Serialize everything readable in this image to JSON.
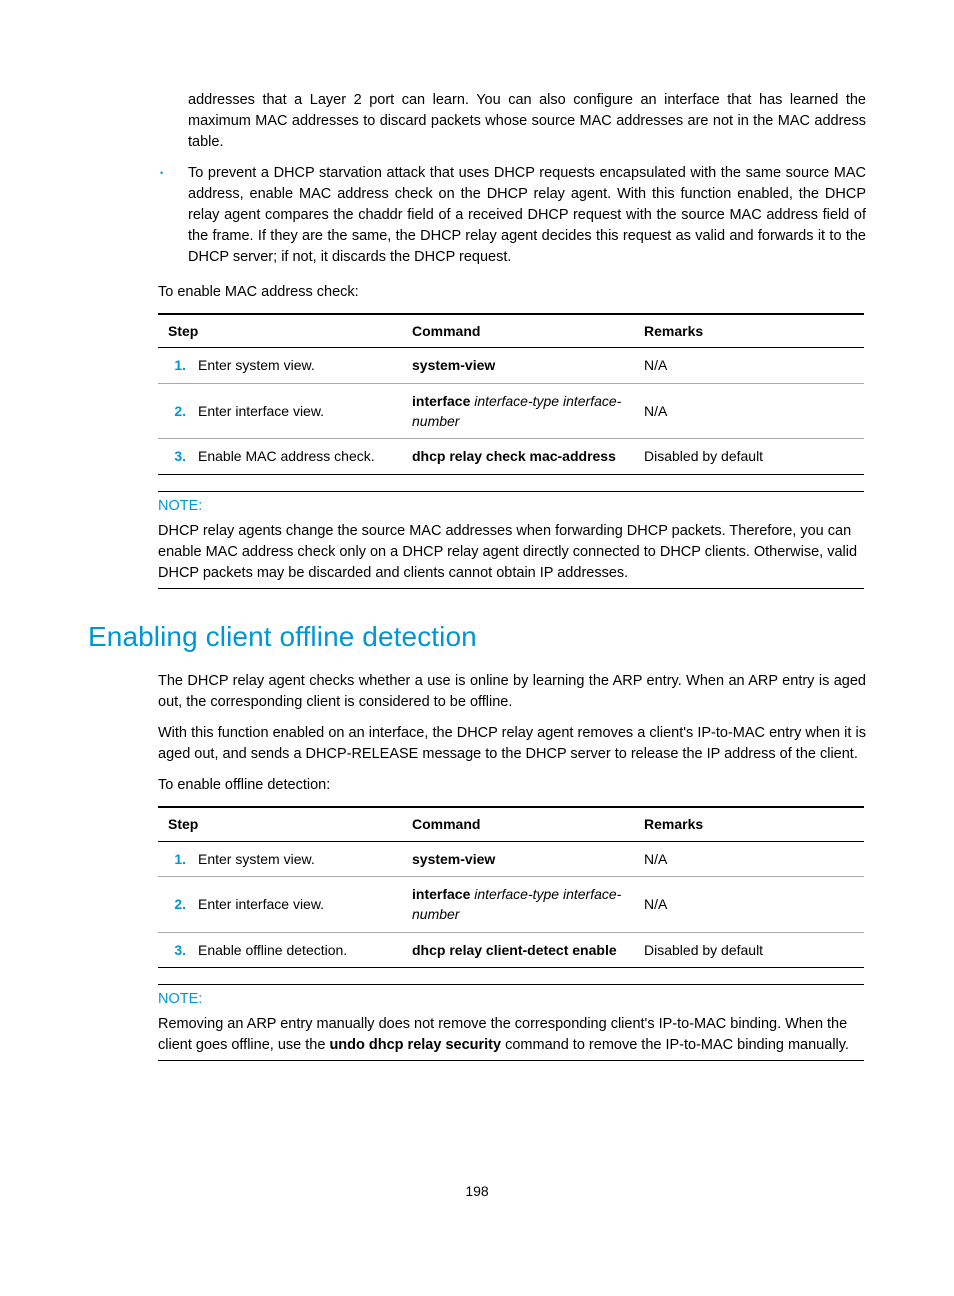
{
  "intro_para1": "addresses that a Layer 2 port can learn. You can also configure an interface that has learned the maximum MAC addresses to discard packets whose source MAC addresses are not in the MAC address table.",
  "bullet1": "To prevent a DHCP starvation attack that uses DHCP requests encapsulated with the same source MAC address, enable MAC address check on the DHCP relay agent. With this function enabled, the DHCP relay agent compares the chaddr field of a received DHCP request with the source MAC address field of the frame. If they are the same, the DHCP relay agent decides this request as valid and forwards it to the DHCP server; if not, it discards the DHCP request.",
  "enable_mac_intro": "To enable MAC address check:",
  "table_headers": {
    "step": "Step",
    "command": "Command",
    "remarks": "Remarks"
  },
  "table1": {
    "r1": {
      "num": "1.",
      "step": "Enter system view.",
      "cmd": "system-view",
      "remarks": "N/A"
    },
    "r2": {
      "num": "2.",
      "step": "Enter interface view.",
      "cmd_b": "interface",
      "cmd_i": " interface-type interface-number",
      "remarks": "N/A"
    },
    "r3": {
      "num": "3.",
      "step": "Enable MAC address check.",
      "cmd": "dhcp relay check mac-address",
      "remarks": "Disabled by default"
    }
  },
  "note_label": "NOTE:",
  "note1_body": "DHCP relay agents change the source MAC addresses when forwarding DHCP packets. Therefore, you can enable MAC address check only on a DHCP relay agent directly connected to DHCP clients. Otherwise, valid DHCP packets may be discarded and clients cannot obtain IP addresses.",
  "h1": "Enabling client offline detection",
  "body_p1": "The DHCP relay agent checks whether a use is online by learning the ARP entry. When an ARP entry is aged out, the corresponding client is considered to be offline.",
  "body_p2": "With this function enabled on an interface, the DHCP relay agent removes a client's IP-to-MAC entry when it is aged out, and sends a DHCP-RELEASE message to the DHCP server to release the IP address of the client.",
  "body_p3": "To enable offline detection:",
  "table2": {
    "r1": {
      "num": "1.",
      "step": "Enter system view.",
      "cmd": "system-view",
      "remarks": "N/A"
    },
    "r2": {
      "num": "2.",
      "step": "Enter interface view.",
      "cmd_b": "interface",
      "cmd_i": " interface-type interface-number",
      "remarks": "N/A"
    },
    "r3": {
      "num": "3.",
      "step": "Enable offline detection.",
      "cmd": "dhcp relay client-detect enable",
      "remarks": "Disabled by default"
    }
  },
  "note2_pre": "Removing an ARP entry manually does not remove the corresponding client's IP-to-MAC binding. When the client goes offline, use the ",
  "note2_bold": "undo dhcp relay security",
  "note2_post": " command to remove the IP-to-MAC binding manually.",
  "page_number": "198"
}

==*==

**Problem requirements**:
Repeat the material above in full and exactly, omitting the pictures.

**Exercise output**:
Serialize everything readable in this image to JSON.
{
  "intro_para1": "addresses that a Layer 2 port can learn. You can also configure an interface that has learned the maximum MAC addresses to discard packets whose source MAC addresses are not in the MAC address table.",
  "bullet1": "To prevent a DHCP starvation attack that uses DHCP requests encapsulated with the same source MAC address, enable MAC address check on the DHCP relay agent. With this function enabled, the DHCP relay agent compares the chaddr field of a received DHCP request with the source MAC address field of the frame. If they are the same, the DHCP relay agent decides this request as valid and forwards it to the DHCP server; if not, it discards the DHCP request.",
  "enable_mac_intro": "To enable MAC address check:",
  "table_headers": {
    "step": "Step",
    "command": "Command",
    "remarks": "Remarks"
  },
  "table1": {
    "r1": {
      "num": "1.",
      "step": "Enter system view.",
      "cmd": "system-view",
      "remarks": "N/A"
    },
    "r2": {
      "num": "2.",
      "step": "Enter interface view.",
      "cmd_b": "interface",
      "cmd_i": " interface-type interface-number",
      "remarks": "N/A"
    },
    "r3": {
      "num": "3.",
      "step": "Enable MAC address check.",
      "cmd": "dhcp relay check mac-address",
      "remarks": "Disabled by default"
    }
  },
  "note_label": "NOTE:",
  "note1_body": "DHCP relay agents change the source MAC addresses when forwarding DHCP packets. Therefore, you can enable MAC address check only on a DHCP relay agent directly connected to DHCP clients. Otherwise, valid DHCP packets may be discarded and clients cannot obtain IP addresses.",
  "h1": "Enabling client offline detection",
  "body_p1": "The DHCP relay agent checks whether a use is online by learning the ARP entry. When an ARP entry is aged out, the corresponding client is considered to be offline.",
  "body_p2": "With this function enabled on an interface, the DHCP relay agent removes a client's IP-to-MAC entry when it is aged out, and sends a DHCP-RELEASE message to the DHCP server to release the IP address of the client.",
  "body_p3": "To enable offline detection:",
  "table2": {
    "r1": {
      "num": "1.",
      "step": "Enter system view.",
      "cmd": "system-view",
      "remarks": "N/A"
    },
    "r2": {
      "num": "2.",
      "step": "Enter interface view.",
      "cmd_b": "interface",
      "cmd_i": " interface-type interface-number",
      "remarks": "N/A"
    },
    "r3": {
      "num": "3.",
      "step": "Enable offline detection.",
      "cmd": "dhcp relay client-detect enable",
      "remarks": "Disabled by default"
    }
  },
  "note2_pre": "Removing an ARP entry manually does not remove the corresponding client's IP-to-MAC binding. When the client goes offline, use the ",
  "note2_bold": "undo dhcp relay security",
  "note2_post": " command to remove the IP-to-MAC binding manually.",
  "page_number": "198"
}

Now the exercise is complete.